| Given problem |
Copy each line containing the word "range" from the records that follow, please.

********************

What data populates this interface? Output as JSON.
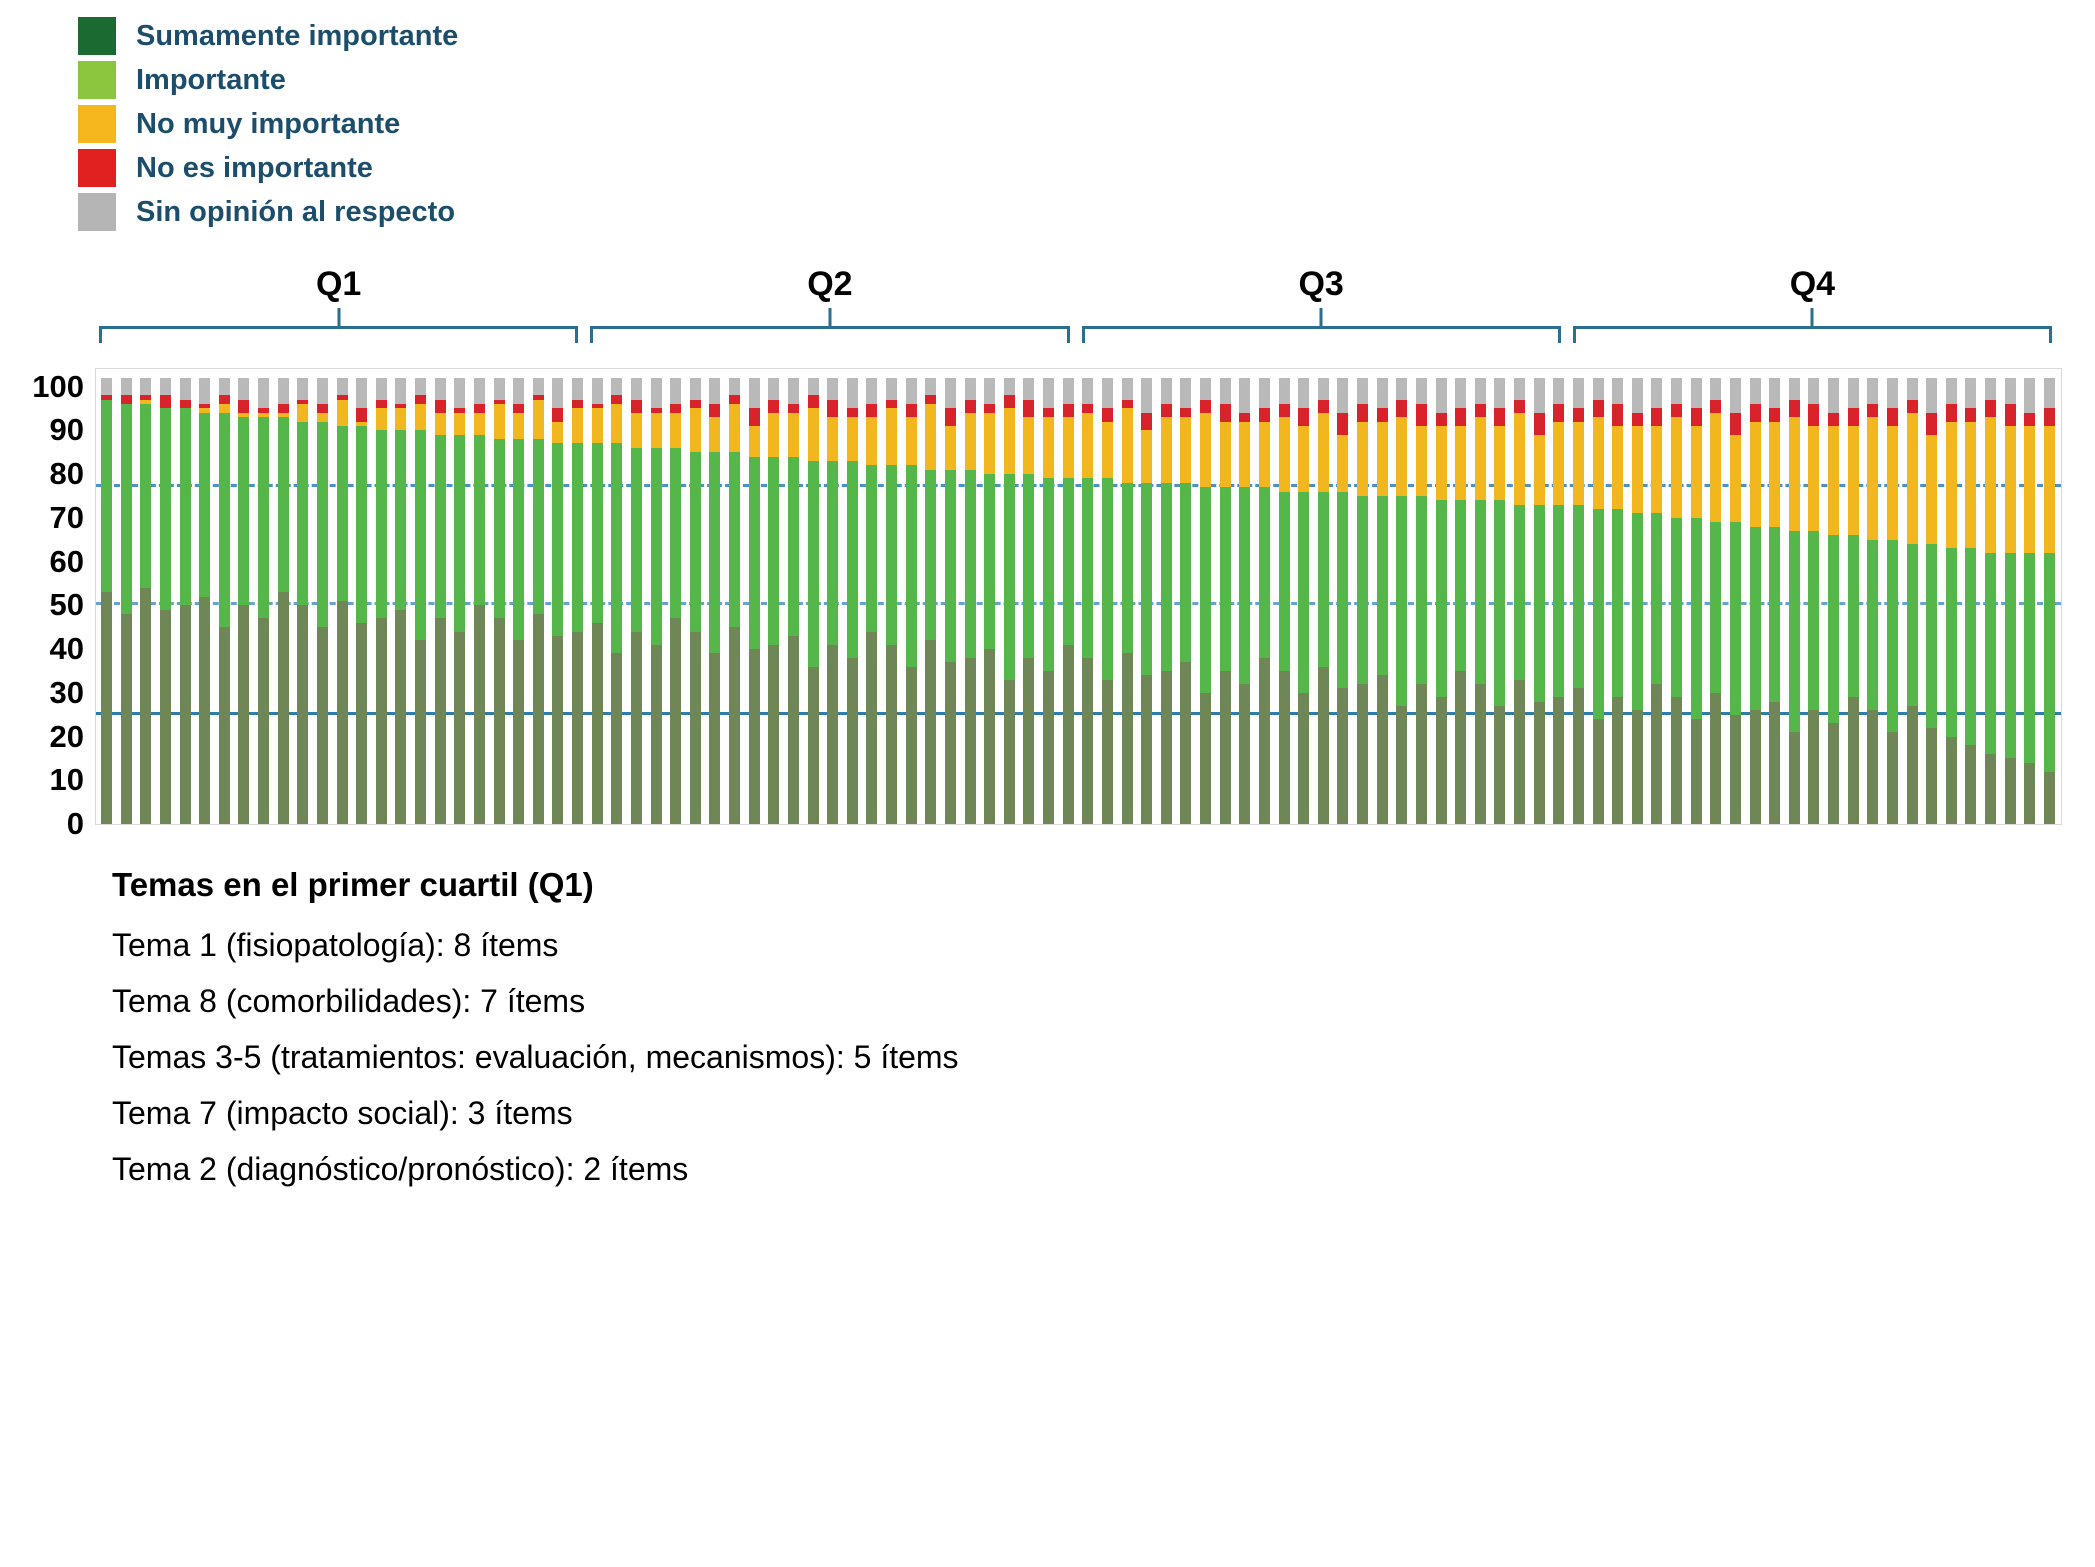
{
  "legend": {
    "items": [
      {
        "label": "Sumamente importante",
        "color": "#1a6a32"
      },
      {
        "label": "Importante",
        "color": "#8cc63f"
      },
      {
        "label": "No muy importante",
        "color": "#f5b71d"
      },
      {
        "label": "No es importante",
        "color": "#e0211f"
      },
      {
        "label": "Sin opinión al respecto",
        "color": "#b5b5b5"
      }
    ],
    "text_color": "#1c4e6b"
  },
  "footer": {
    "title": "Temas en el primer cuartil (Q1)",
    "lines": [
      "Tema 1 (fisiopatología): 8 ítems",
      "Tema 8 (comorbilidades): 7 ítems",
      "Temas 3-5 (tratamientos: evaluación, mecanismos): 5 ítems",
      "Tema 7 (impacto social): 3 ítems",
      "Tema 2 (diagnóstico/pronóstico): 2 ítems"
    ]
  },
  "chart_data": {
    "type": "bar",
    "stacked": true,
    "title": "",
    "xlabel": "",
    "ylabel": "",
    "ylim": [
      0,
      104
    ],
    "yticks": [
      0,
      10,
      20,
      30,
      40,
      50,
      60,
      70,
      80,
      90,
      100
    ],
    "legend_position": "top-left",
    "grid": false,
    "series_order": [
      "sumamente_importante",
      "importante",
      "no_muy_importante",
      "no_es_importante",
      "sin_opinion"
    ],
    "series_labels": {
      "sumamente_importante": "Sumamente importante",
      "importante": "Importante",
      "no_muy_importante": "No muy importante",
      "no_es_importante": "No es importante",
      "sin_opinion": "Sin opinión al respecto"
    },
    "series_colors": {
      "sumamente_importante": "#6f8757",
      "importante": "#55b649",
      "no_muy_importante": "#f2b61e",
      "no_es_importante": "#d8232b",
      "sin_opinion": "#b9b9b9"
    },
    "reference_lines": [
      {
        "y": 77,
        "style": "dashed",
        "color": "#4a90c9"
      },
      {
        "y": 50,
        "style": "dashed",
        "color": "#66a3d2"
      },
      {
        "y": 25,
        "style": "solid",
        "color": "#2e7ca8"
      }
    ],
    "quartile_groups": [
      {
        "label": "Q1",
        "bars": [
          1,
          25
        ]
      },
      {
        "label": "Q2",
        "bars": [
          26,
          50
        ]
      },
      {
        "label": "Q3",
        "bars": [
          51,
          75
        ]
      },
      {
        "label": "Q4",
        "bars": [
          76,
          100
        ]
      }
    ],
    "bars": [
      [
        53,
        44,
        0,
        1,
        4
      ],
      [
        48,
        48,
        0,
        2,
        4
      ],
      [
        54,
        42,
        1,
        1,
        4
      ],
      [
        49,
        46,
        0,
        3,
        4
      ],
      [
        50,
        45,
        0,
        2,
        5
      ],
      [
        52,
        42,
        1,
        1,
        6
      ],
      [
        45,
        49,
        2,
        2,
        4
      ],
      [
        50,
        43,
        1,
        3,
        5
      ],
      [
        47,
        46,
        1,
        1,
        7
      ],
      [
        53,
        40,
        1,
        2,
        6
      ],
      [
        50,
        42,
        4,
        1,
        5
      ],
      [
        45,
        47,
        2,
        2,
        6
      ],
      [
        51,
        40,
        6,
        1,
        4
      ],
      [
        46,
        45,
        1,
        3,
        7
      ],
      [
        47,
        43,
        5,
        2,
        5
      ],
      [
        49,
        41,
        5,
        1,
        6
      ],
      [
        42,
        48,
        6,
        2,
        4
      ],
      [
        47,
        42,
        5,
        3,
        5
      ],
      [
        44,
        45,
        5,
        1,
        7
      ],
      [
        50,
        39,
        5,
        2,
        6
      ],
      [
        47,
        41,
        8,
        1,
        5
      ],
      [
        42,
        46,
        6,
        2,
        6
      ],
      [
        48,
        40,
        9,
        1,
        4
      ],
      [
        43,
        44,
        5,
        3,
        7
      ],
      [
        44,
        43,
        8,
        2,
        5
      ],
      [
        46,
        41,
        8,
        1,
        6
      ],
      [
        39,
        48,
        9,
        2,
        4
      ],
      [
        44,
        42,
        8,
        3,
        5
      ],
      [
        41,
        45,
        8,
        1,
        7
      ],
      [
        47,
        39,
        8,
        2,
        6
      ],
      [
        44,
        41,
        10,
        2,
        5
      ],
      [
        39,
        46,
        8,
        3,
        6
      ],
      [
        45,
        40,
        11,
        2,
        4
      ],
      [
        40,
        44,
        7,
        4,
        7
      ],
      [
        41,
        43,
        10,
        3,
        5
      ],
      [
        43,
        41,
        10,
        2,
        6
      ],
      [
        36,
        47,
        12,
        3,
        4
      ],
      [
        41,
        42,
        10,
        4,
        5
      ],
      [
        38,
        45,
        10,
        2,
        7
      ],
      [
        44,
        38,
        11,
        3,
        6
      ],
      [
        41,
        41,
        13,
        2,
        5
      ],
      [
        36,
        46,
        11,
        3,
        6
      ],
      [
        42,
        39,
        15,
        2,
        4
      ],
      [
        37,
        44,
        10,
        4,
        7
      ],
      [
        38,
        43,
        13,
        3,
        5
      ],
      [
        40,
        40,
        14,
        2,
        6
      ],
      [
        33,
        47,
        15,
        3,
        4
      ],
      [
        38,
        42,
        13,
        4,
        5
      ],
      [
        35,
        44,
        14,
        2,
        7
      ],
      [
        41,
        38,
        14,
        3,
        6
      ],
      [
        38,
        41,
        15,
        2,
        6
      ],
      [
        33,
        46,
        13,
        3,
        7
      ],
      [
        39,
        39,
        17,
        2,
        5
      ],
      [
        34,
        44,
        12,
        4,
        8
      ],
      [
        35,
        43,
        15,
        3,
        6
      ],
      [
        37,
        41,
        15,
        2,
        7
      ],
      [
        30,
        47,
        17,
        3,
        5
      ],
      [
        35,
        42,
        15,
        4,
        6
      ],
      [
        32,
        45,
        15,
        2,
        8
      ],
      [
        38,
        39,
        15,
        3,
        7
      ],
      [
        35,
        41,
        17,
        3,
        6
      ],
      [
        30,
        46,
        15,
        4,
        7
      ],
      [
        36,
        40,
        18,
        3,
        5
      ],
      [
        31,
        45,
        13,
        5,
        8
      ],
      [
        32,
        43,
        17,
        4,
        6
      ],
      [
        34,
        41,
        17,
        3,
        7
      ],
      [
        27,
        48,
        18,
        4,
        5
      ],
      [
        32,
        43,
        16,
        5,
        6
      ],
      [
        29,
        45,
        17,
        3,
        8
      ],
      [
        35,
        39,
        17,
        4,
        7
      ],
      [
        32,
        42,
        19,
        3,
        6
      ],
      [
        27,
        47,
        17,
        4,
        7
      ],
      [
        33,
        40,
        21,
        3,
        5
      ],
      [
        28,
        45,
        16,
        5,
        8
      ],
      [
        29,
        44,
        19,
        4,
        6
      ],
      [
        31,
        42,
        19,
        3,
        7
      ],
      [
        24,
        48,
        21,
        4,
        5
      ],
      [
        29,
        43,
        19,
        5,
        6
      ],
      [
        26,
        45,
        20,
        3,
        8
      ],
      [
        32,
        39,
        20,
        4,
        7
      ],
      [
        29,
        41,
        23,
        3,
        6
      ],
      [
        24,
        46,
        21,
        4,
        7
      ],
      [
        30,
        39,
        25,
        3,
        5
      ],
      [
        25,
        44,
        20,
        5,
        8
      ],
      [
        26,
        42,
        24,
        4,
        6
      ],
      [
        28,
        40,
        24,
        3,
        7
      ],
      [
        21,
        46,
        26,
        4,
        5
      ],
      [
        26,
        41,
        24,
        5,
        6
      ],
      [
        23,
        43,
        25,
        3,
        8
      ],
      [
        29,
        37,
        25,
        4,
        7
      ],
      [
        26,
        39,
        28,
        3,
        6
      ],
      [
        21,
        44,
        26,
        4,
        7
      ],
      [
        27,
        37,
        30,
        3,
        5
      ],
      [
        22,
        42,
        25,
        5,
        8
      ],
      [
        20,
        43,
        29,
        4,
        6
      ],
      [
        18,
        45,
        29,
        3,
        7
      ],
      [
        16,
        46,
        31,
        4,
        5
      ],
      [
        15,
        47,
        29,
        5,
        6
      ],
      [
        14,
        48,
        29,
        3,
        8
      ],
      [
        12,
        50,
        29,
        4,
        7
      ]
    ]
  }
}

********************

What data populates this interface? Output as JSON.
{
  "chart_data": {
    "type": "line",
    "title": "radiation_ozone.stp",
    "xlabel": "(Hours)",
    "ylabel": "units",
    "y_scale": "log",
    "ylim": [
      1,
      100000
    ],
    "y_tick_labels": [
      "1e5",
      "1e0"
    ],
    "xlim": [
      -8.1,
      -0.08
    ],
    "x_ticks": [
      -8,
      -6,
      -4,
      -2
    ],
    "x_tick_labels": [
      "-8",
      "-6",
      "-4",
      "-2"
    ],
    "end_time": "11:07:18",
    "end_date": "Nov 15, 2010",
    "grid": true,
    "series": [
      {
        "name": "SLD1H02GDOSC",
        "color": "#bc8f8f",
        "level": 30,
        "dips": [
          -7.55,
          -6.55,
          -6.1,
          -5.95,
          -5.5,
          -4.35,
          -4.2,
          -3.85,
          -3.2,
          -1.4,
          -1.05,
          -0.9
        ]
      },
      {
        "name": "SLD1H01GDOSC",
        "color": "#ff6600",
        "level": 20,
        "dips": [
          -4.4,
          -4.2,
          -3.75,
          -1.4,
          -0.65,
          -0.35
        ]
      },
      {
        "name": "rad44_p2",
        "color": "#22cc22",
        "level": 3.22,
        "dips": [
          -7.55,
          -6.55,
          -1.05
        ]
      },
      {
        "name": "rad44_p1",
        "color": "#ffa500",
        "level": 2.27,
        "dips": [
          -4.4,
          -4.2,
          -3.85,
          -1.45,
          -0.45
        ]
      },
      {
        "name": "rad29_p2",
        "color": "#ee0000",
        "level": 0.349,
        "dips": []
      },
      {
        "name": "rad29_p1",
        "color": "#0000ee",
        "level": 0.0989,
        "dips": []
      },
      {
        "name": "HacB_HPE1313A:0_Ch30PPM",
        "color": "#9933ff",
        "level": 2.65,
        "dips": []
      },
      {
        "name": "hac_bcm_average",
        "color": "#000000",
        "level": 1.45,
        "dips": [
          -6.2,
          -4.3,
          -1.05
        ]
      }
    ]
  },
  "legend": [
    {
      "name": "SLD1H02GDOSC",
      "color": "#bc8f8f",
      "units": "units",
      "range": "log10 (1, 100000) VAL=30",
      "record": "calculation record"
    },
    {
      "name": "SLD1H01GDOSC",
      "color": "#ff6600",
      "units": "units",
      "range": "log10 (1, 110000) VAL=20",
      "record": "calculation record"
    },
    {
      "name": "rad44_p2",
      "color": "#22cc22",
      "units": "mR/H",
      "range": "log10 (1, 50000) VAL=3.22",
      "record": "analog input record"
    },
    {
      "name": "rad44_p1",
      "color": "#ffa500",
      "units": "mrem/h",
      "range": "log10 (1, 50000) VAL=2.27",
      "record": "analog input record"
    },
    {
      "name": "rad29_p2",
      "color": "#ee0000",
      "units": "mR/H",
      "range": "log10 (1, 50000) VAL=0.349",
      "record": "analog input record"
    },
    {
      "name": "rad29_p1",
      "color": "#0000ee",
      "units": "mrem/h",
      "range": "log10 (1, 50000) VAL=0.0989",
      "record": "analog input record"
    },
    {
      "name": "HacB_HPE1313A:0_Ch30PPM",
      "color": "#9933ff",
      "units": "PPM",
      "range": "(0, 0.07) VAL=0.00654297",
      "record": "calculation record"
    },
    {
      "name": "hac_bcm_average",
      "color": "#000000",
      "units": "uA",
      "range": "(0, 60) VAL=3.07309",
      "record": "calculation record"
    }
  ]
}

********************

| Solution to this exercise |
      "range": "log10 (1, 100000) VAL=30",
      "range": "log10 (1, 110000) VAL=20",
      "range": "log10 (1, 50000) VAL=3.22",
      "range": "log10 (1, 50000) VAL=2.27",
      "range": "log10 (1, 50000) VAL=0.349",
      "range": "log10 (1, 50000) VAL=0.0989",
      "range": "(0, 0.07) VAL=0.00654297",
      "range": "(0, 60) VAL=3.07309",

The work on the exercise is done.